:: Items

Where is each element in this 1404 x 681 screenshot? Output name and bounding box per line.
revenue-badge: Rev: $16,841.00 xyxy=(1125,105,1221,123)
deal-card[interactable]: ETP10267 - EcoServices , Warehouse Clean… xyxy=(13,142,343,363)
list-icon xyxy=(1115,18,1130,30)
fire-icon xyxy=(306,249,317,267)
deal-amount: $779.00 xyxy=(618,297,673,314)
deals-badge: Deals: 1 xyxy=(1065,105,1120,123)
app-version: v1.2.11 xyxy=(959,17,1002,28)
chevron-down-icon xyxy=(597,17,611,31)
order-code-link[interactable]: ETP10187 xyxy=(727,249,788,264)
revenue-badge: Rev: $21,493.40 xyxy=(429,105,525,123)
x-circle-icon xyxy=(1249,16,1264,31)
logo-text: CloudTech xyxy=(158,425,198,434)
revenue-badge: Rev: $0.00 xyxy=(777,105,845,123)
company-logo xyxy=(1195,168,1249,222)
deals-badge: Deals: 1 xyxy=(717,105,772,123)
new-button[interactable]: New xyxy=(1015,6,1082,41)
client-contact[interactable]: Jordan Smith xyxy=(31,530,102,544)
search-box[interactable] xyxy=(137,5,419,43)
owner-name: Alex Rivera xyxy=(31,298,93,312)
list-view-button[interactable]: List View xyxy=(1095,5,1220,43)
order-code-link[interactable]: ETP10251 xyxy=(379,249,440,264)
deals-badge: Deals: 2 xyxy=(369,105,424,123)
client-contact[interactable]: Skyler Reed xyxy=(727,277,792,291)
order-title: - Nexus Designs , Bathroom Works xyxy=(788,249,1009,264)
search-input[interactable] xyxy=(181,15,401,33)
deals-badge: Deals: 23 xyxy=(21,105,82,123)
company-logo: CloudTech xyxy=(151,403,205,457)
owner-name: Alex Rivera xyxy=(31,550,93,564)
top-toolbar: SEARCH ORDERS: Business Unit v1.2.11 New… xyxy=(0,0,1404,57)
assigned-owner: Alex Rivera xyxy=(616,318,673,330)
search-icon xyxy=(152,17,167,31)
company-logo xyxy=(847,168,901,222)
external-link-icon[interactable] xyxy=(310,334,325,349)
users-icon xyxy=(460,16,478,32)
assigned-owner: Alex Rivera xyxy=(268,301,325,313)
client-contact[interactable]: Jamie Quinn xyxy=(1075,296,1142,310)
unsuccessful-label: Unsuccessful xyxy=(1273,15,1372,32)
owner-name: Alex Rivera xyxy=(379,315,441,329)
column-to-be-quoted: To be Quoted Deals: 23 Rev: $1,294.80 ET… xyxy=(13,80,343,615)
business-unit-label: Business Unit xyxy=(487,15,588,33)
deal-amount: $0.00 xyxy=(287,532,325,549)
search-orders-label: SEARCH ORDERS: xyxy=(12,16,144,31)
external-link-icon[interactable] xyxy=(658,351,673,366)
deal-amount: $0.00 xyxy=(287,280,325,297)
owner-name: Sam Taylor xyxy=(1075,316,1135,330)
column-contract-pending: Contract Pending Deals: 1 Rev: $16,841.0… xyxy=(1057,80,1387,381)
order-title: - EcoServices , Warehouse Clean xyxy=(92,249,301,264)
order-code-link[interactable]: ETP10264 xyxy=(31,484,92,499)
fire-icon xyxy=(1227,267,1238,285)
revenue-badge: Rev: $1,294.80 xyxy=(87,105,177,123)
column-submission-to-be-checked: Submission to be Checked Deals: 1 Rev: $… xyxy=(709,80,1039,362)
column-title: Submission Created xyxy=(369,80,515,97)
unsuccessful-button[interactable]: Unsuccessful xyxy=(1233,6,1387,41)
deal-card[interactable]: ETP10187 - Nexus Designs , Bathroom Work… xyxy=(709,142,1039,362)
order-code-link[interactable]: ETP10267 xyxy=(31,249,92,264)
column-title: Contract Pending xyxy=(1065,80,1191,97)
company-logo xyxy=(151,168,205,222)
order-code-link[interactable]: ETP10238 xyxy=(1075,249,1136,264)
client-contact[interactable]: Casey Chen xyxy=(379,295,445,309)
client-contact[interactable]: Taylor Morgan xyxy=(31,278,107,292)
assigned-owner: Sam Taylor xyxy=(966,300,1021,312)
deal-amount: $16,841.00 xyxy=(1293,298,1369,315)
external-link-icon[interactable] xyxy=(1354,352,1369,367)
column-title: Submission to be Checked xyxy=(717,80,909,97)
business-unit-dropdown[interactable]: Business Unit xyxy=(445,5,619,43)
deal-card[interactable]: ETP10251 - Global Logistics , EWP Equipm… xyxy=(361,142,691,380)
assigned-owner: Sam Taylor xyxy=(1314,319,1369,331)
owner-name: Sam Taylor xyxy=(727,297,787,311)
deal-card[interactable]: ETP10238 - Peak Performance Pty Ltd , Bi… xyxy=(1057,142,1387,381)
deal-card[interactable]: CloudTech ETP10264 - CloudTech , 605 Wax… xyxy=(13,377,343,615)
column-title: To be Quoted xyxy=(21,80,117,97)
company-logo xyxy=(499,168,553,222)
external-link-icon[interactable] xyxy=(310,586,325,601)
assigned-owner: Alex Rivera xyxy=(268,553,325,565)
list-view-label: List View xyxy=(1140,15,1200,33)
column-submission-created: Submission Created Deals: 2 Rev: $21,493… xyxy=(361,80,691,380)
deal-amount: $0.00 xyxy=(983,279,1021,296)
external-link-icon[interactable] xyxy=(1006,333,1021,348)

::::
:: Items

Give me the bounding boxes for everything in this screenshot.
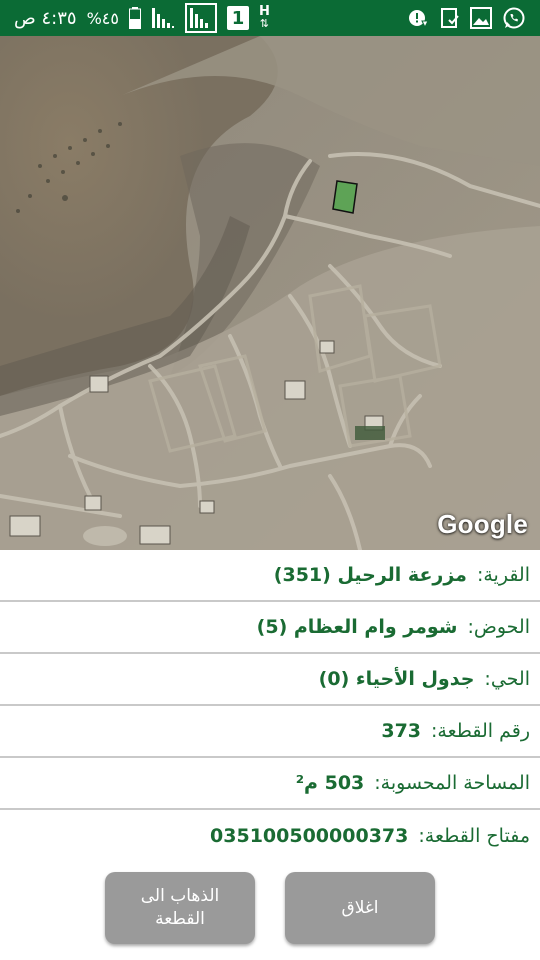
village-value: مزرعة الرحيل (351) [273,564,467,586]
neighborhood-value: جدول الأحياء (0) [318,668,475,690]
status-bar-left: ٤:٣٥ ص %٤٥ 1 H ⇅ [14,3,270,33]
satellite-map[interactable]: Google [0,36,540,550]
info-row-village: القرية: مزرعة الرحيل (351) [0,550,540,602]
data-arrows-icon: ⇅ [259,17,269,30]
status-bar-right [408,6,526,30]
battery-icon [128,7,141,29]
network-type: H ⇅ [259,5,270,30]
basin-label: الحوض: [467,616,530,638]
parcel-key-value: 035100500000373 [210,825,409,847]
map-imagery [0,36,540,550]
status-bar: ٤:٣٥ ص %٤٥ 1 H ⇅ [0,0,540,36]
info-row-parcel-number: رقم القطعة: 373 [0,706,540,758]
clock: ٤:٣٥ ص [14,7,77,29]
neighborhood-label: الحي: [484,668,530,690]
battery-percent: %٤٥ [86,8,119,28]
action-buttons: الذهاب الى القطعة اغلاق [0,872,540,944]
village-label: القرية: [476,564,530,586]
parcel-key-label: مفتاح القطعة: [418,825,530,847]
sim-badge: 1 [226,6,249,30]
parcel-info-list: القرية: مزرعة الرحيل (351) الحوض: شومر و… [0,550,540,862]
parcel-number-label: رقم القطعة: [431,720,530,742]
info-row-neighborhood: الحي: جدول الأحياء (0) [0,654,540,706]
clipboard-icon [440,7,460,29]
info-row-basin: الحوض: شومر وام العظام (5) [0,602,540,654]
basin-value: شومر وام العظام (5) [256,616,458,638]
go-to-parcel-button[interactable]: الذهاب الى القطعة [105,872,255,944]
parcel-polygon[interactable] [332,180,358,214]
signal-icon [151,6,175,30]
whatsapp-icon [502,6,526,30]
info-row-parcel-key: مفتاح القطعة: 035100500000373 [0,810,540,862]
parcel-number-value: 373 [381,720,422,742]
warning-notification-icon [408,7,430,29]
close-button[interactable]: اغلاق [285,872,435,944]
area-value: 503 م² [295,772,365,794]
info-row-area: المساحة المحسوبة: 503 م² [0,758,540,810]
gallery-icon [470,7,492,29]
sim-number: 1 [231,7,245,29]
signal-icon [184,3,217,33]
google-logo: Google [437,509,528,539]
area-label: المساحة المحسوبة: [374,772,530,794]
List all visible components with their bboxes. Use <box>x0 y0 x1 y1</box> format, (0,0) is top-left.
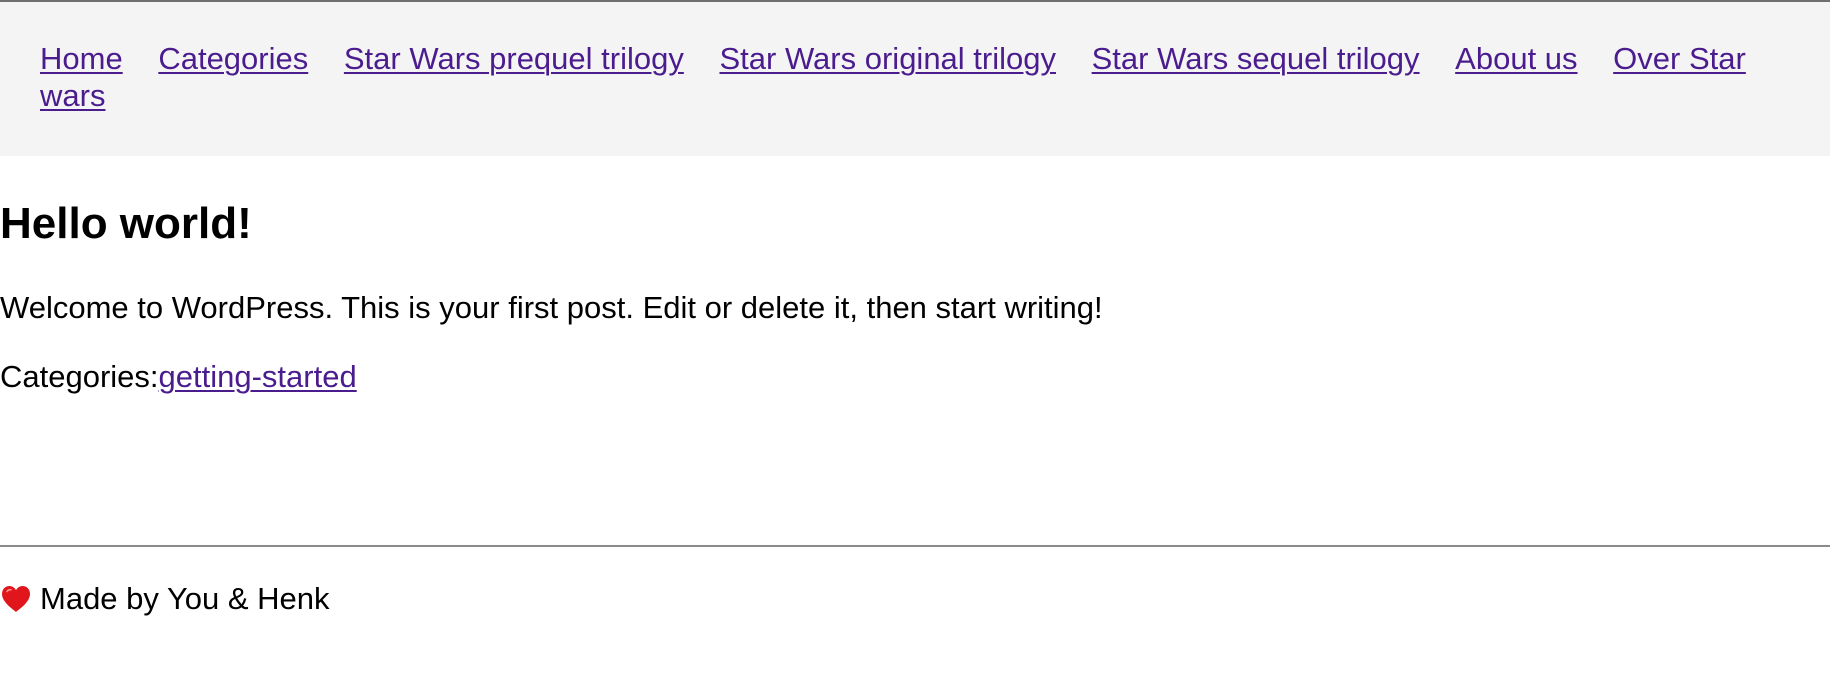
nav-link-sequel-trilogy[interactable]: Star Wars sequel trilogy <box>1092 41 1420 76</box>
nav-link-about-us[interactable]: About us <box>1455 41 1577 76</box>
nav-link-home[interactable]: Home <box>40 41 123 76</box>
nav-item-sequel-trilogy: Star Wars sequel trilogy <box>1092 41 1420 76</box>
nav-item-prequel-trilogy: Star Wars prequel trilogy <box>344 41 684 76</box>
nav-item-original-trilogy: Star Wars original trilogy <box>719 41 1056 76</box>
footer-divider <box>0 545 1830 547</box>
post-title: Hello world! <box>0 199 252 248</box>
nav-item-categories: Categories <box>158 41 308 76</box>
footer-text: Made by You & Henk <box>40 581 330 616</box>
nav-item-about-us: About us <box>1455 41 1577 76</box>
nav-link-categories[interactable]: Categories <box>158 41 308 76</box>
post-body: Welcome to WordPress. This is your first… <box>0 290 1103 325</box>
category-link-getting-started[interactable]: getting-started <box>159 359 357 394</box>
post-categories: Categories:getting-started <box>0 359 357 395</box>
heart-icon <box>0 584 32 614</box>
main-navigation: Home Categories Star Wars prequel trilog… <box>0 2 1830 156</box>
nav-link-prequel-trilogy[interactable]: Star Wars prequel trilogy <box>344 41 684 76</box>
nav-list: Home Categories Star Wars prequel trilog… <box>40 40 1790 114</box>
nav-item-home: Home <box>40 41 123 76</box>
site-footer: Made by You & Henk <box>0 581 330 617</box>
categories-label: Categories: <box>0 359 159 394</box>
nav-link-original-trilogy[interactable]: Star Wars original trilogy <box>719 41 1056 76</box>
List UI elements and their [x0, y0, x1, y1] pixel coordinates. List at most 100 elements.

::::

Copy the entries verbatim, starting at the line that contains "nav-link-sequel-trilogy[interactable]: Star Wars" and ending at the line that contains "List UI elements", with both of those lines included.

**Problem solution**
nav-link-sequel-trilogy[interactable]: Star Wars sequel trilogy <box>1092 41 1420 76</box>
nav-link-about-us[interactable]: About us <box>1455 41 1577 76</box>
nav-link-home[interactable]: Home <box>40 41 123 76</box>
nav-item-sequel-trilogy: Star Wars sequel trilogy <box>1092 41 1420 76</box>
nav-item-prequel-trilogy: Star Wars prequel trilogy <box>344 41 684 76</box>
nav-item-original-trilogy: Star Wars original trilogy <box>719 41 1056 76</box>
footer-divider <box>0 545 1830 547</box>
post-title: Hello world! <box>0 199 252 248</box>
nav-item-categories: Categories <box>158 41 308 76</box>
footer-text: Made by You & Henk <box>40 581 330 616</box>
nav-item-about-us: About us <box>1455 41 1577 76</box>
nav-link-categories[interactable]: Categories <box>158 41 308 76</box>
post-body: Welcome to WordPress. This is your first… <box>0 290 1103 325</box>
category-link-getting-started[interactable]: getting-started <box>159 359 357 394</box>
post-categories: Categories:getting-started <box>0 359 357 395</box>
heart-icon <box>0 584 32 614</box>
main-navigation: Home Categories Star Wars prequel trilog… <box>0 2 1830 156</box>
nav-link-prequel-trilogy[interactable]: Star Wars prequel trilogy <box>344 41 684 76</box>
nav-list: Home Categories Star Wars prequel trilog… <box>40 40 1790 114</box>
nav-item-home: Home <box>40 41 123 76</box>
site-footer: Made by You & Henk <box>0 581 330 617</box>
categories-label: Categories: <box>0 359 159 394</box>
nav-link-original-trilogy[interactable]: Star Wars original trilogy <box>719 41 1056 76</box>
List UI elements and their [x0, y0, x1, y1] pixel coordinates. List at most 100 elements.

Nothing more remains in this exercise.